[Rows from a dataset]

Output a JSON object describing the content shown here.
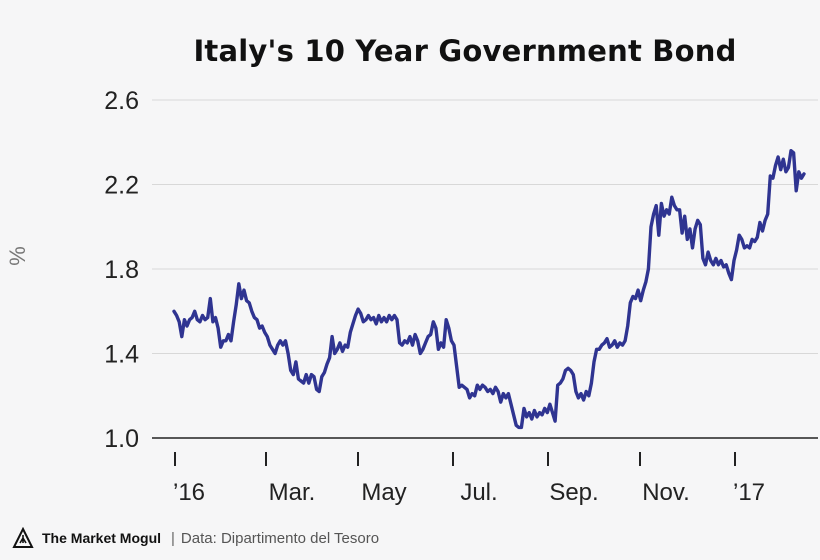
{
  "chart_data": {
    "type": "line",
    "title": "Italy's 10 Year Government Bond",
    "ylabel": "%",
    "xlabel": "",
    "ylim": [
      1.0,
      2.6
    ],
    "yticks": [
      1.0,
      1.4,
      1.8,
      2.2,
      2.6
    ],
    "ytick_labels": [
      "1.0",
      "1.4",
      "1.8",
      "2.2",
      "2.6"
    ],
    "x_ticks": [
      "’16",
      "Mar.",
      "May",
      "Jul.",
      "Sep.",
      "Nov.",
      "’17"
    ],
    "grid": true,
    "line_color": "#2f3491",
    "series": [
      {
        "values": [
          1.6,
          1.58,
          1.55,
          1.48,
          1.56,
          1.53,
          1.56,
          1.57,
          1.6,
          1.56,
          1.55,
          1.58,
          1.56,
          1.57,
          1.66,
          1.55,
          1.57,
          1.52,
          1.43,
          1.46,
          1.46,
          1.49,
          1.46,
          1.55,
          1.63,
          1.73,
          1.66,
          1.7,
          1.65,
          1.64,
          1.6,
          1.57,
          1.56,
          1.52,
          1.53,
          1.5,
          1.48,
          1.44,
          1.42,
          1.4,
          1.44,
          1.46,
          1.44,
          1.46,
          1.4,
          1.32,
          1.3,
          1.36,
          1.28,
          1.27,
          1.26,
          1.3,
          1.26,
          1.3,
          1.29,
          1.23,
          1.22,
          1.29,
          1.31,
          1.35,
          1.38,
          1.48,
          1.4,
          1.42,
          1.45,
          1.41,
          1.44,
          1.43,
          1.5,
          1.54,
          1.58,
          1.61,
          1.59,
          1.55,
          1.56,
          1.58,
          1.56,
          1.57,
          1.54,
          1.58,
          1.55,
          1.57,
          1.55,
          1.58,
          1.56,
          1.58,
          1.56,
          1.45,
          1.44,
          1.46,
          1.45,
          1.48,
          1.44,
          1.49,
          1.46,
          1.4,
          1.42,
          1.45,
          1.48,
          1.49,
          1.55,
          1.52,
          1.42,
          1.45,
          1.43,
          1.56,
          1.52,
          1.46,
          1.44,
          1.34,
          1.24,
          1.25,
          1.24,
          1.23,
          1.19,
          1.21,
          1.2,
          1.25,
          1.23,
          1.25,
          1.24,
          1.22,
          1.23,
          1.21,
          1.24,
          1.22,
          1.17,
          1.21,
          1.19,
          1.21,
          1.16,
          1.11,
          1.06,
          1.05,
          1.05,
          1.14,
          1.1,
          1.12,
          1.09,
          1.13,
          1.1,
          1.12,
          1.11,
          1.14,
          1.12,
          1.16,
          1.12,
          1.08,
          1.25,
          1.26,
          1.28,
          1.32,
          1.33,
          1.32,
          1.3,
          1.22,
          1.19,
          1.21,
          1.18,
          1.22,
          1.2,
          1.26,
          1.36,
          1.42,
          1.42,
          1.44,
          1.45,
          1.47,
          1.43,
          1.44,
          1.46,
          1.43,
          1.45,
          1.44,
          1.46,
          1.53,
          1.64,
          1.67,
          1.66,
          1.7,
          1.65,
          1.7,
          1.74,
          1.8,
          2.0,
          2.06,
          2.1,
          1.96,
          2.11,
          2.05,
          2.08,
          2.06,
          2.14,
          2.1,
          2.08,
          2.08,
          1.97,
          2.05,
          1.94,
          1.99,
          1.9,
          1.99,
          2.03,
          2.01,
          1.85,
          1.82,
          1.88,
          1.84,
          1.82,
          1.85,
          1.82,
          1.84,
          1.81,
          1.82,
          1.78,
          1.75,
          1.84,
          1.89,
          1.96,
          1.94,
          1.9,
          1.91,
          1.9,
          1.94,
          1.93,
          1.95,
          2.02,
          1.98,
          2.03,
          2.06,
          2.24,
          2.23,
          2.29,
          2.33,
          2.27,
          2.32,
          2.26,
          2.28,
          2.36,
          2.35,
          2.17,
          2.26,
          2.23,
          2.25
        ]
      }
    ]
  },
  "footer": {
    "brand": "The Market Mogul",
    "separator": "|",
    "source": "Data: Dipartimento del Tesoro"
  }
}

Task to complete> Every line of the data above should be quoted exactly. Omit the pictures.

Response to this exercise>
Output a JSON object describing the content shown here.
{
  "chart_data": {
    "type": "line",
    "title": "Italy's 10 Year Government Bond",
    "ylabel": "%",
    "xlabel": "",
    "ylim": [
      1.0,
      2.6
    ],
    "yticks": [
      1.0,
      1.4,
      1.8,
      2.2,
      2.6
    ],
    "ytick_labels": [
      "1.0",
      "1.4",
      "1.8",
      "2.2",
      "2.6"
    ],
    "x_ticks": [
      "’16",
      "Mar.",
      "May",
      "Jul.",
      "Sep.",
      "Nov.",
      "’17"
    ],
    "grid": true,
    "line_color": "#2f3491",
    "series": [
      {
        "values": [
          1.6,
          1.58,
          1.55,
          1.48,
          1.56,
          1.53,
          1.56,
          1.57,
          1.6,
          1.56,
          1.55,
          1.58,
          1.56,
          1.57,
          1.66,
          1.55,
          1.57,
          1.52,
          1.43,
          1.46,
          1.46,
          1.49,
          1.46,
          1.55,
          1.63,
          1.73,
          1.66,
          1.7,
          1.65,
          1.64,
          1.6,
          1.57,
          1.56,
          1.52,
          1.53,
          1.5,
          1.48,
          1.44,
          1.42,
          1.4,
          1.44,
          1.46,
          1.44,
          1.46,
          1.4,
          1.32,
          1.3,
          1.36,
          1.28,
          1.27,
          1.26,
          1.3,
          1.26,
          1.3,
          1.29,
          1.23,
          1.22,
          1.29,
          1.31,
          1.35,
          1.38,
          1.48,
          1.4,
          1.42,
          1.45,
          1.41,
          1.44,
          1.43,
          1.5,
          1.54,
          1.58,
          1.61,
          1.59,
          1.55,
          1.56,
          1.58,
          1.56,
          1.57,
          1.54,
          1.58,
          1.55,
          1.57,
          1.55,
          1.58,
          1.56,
          1.58,
          1.56,
          1.45,
          1.44,
          1.46,
          1.45,
          1.48,
          1.44,
          1.49,
          1.46,
          1.4,
          1.42,
          1.45,
          1.48,
          1.49,
          1.55,
          1.52,
          1.42,
          1.45,
          1.43,
          1.56,
          1.52,
          1.46,
          1.44,
          1.34,
          1.24,
          1.25,
          1.24,
          1.23,
          1.19,
          1.21,
          1.2,
          1.25,
          1.23,
          1.25,
          1.24,
          1.22,
          1.23,
          1.21,
          1.24,
          1.22,
          1.17,
          1.21,
          1.19,
          1.21,
          1.16,
          1.11,
          1.06,
          1.05,
          1.05,
          1.14,
          1.1,
          1.12,
          1.09,
          1.13,
          1.1,
          1.12,
          1.11,
          1.14,
          1.12,
          1.16,
          1.12,
          1.08,
          1.25,
          1.26,
          1.28,
          1.32,
          1.33,
          1.32,
          1.3,
          1.22,
          1.19,
          1.21,
          1.18,
          1.22,
          1.2,
          1.26,
          1.36,
          1.42,
          1.42,
          1.44,
          1.45,
          1.47,
          1.43,
          1.44,
          1.46,
          1.43,
          1.45,
          1.44,
          1.46,
          1.53,
          1.64,
          1.67,
          1.66,
          1.7,
          1.65,
          1.7,
          1.74,
          1.8,
          2.0,
          2.06,
          2.1,
          1.96,
          2.11,
          2.05,
          2.08,
          2.06,
          2.14,
          2.1,
          2.08,
          2.08,
          1.97,
          2.05,
          1.94,
          1.99,
          1.9,
          1.99,
          2.03,
          2.01,
          1.85,
          1.82,
          1.88,
          1.84,
          1.82,
          1.85,
          1.82,
          1.84,
          1.81,
          1.82,
          1.78,
          1.75,
          1.84,
          1.89,
          1.96,
          1.94,
          1.9,
          1.91,
          1.9,
          1.94,
          1.93,
          1.95,
          2.02,
          1.98,
          2.03,
          2.06,
          2.24,
          2.23,
          2.29,
          2.33,
          2.27,
          2.32,
          2.26,
          2.28,
          2.36,
          2.35,
          2.17,
          2.26,
          2.23,
          2.25
        ]
      }
    ]
  },
  "footer": {
    "brand": "The Market Mogul",
    "separator": "|",
    "source": "Data: Dipartimento del Tesoro"
  }
}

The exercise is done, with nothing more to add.